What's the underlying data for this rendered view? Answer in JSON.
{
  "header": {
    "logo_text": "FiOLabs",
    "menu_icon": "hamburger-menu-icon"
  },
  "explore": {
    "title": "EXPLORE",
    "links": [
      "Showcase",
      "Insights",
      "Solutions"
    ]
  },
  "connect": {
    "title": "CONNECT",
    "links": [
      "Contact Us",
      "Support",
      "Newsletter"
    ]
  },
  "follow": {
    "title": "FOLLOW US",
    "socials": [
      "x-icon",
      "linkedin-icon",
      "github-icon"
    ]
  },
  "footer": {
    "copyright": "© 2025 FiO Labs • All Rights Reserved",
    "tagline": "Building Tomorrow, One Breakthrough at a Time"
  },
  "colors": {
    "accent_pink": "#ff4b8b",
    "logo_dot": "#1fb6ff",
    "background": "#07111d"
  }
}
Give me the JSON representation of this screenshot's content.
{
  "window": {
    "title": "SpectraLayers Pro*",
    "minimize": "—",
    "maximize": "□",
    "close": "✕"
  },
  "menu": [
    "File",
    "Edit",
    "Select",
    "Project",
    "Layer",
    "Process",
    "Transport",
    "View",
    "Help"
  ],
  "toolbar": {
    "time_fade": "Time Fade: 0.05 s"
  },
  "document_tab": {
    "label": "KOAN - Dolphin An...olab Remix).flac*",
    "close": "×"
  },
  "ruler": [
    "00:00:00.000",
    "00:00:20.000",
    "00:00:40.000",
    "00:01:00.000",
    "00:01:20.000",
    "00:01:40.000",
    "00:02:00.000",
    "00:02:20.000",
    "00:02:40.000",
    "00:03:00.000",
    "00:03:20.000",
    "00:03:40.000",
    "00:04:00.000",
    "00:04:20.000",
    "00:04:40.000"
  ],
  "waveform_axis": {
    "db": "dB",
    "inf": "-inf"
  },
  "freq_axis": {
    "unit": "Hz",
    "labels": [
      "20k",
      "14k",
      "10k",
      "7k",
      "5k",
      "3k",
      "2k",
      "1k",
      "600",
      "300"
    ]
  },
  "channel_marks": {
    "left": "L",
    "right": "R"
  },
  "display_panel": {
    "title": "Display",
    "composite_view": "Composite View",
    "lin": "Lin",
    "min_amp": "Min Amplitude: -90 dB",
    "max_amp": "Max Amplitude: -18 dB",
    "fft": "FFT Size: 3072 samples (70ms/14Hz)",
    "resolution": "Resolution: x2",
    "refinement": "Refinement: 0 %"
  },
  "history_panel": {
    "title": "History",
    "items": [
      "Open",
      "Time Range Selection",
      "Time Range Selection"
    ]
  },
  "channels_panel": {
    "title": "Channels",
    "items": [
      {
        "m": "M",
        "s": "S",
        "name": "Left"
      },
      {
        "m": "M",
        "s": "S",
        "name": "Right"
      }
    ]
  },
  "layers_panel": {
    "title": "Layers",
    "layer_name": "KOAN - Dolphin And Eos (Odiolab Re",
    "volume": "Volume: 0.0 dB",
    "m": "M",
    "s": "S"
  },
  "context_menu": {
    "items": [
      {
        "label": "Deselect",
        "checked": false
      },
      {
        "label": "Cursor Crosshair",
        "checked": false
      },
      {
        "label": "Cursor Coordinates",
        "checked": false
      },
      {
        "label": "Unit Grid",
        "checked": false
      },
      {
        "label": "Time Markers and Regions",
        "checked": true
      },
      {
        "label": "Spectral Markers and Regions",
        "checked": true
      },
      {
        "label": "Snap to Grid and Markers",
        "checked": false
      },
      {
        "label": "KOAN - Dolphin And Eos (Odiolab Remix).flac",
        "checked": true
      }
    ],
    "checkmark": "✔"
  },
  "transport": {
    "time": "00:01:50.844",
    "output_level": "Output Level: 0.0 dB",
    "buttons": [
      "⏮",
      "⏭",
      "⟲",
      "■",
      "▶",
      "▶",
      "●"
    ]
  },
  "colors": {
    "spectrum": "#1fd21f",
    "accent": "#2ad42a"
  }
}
################
## Exercise
Pick out every line above that contains the word "Selection" and copy it.

## Final result
      "Time Range Selection",
      "Time Range Selection"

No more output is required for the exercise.